*QUOTED PASSAGE*.
________________

Wendal_spanswick said:


> Stand looks good mate but I'd add a cross brace across the bottom at the back. I'd also add another upright at the back to help support it all. Sounds like an expensive outlay so far so that stand wants to be as strong as possible. Good luck with it all.


I agree I think another few braces. It is bolted to the wall but a few more straps won't go a miss.
Any how I recived my filters and co2art sent me the custom built reg! To be honest I don't know what I'm dealing with but the packaging looks awesome.


----------



## Rabbit229 (26 Jun 2015)




----------



## Miroslav (27 Jun 2015)

Hello,

Just would like to say thank you very much for the purchase.

Also if you will have any problems to set up your CO2 system please kindly contact us and we will try to help you as much as we can.

Good luck with your set up


----------



## Chloesdad (27 Jun 2015)

________________

(Portion of a data file)

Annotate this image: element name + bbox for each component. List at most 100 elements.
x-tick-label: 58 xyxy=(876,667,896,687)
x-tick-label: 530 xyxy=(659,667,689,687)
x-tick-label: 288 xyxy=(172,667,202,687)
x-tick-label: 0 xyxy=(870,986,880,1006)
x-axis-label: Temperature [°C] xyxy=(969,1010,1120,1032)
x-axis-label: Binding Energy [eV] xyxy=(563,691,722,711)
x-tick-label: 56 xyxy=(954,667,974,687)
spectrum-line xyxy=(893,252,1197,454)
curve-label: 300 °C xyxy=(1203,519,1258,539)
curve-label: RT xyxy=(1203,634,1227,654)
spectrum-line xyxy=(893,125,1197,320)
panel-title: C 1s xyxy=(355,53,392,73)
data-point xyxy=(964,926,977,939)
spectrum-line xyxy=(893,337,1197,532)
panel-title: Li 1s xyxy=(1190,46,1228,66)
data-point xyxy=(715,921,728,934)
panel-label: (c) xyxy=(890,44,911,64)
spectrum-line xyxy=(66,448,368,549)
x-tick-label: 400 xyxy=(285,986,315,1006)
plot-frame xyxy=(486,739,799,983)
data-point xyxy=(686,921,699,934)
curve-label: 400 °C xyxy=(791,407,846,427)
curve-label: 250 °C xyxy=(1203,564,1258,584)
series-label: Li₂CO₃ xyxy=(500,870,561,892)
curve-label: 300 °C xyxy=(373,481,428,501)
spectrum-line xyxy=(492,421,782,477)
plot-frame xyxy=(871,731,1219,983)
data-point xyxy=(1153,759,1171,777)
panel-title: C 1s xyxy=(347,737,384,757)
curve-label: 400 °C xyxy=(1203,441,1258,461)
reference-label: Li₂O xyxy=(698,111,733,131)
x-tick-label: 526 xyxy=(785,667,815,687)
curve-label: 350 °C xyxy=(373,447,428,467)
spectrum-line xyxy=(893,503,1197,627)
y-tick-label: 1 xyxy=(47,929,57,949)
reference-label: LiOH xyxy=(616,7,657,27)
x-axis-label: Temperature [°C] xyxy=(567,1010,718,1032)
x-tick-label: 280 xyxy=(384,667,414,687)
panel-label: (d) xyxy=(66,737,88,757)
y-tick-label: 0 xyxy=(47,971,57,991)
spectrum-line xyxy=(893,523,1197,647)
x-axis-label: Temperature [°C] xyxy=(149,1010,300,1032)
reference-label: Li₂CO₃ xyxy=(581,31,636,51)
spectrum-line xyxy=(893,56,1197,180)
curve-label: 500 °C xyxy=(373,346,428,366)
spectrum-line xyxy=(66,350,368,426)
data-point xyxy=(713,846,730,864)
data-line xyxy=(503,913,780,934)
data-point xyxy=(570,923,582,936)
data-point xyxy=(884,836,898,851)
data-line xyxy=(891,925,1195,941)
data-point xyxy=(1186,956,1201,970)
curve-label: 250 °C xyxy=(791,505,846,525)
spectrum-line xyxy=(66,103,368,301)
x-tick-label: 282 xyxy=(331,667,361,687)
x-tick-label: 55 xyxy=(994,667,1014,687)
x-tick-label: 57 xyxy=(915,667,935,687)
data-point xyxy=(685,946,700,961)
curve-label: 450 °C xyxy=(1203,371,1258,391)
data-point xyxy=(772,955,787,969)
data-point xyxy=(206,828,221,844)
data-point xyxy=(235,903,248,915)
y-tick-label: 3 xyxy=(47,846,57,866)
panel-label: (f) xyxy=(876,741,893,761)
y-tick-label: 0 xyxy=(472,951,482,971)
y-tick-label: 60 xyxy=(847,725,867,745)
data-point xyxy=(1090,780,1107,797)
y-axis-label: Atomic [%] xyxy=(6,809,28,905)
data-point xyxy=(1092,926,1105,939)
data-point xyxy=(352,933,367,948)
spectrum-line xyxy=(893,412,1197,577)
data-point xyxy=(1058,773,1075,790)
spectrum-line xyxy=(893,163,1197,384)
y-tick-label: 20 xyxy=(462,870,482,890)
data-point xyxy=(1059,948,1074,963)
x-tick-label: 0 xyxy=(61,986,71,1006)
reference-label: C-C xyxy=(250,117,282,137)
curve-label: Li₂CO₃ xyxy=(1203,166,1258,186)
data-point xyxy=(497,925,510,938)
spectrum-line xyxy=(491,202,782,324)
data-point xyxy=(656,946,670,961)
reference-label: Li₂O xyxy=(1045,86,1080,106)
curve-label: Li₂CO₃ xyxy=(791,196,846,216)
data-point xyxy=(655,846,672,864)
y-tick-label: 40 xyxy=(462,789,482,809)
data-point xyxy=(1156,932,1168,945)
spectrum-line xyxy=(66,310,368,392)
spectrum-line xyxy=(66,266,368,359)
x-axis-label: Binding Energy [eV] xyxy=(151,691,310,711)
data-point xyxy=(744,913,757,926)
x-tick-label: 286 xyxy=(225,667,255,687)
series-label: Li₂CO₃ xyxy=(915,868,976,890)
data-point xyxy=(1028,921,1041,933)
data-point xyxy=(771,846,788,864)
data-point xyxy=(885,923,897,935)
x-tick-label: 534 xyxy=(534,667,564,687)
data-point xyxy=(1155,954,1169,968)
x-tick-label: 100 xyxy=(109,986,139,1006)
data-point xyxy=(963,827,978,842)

________________

*WHAT YOU NEED TO DO*.
1. In the forum thread, what did co2art send to the poster who received filters?
2. Render the rows as a JSON list of strings, one string per line, with blank lines omitted. Begin at the first line of the rows and stop after the line that contains "x-tick-label: 526 xyxy=(785,667,815,687)".

*RESULTS FOR THE EXERCISE*.
1. A custom built reg.

2.
[
  "Annotate this image: element name + bbox for each component. List at most 100 elements.",
  "x-tick-label: 58 xyxy=(876,667,896,687)",
  "x-tick-label: 530 xyxy=(659,667,689,687)",
  "x-tick-label: 288 xyxy=(172,667,202,687)",
  "x-tick-label: 0 xyxy=(870,986,880,1006)",
  "x-axis-label: Temperature [°C] xyxy=(969,1010,1120,1032)",
  "x-axis-label: Binding Energy [eV] xyxy=(563,691,722,711)",
  "x-tick-label: 56 xyxy=(954,667,974,687)",
  "spectrum-line xyxy=(893,252,1197,454)",
  "curve-label: 300 °C xyxy=(1203,519,1258,539)",
  "curve-label: RT xyxy=(1203,634,1227,654)",
  "spectrum-line xyxy=(893,125,1197,320)",
  "panel-title: C 1s xyxy=(355,53,392,73)",
  "data-point xyxy=(964,926,977,939)",
  "spectrum-line xyxy=(893,337,1197,532)",
  "panel-title: Li 1s xyxy=(1190,46,1228,66)",
  "data-point xyxy=(715,921,728,934)",
  "panel-label: (c) xyxy=(890,44,911,64)",
  "spectrum-line xyxy=(66,448,368,549)",
  "x-tick-label: 400 xyxy=(285,986,315,1006)",
  "plot-frame xyxy=(486,739,799,983)",
  "data-point xyxy=(686,921,699,934)",
  "curve-label: 400 °C xyxy=(791,407,846,427)",
  "curve-label: 250 °C xyxy=(1203,564,1258,584)",
  "series-label: Li₂CO₃ xyxy=(500,870,561,892)",
  "curve-label: 300 °C xyxy=(373,481,428,501)",
  "spectrum-line xyxy=(492,421,782,477)",
  "plot-frame xyxy=(871,731,1219,983)",
  "data-point xyxy=(1153,759,1171,777)",
  "panel-title: C 1s xyxy=(347,737,384,757)",
  "curve-label: 400 °C xyxy=(1203,441,1258,461)",
  "reference-label: Li₂O xyxy=(698,111,733,131)",
  "x-tick-label: 526 xyxy=(785,667,815,687)"
]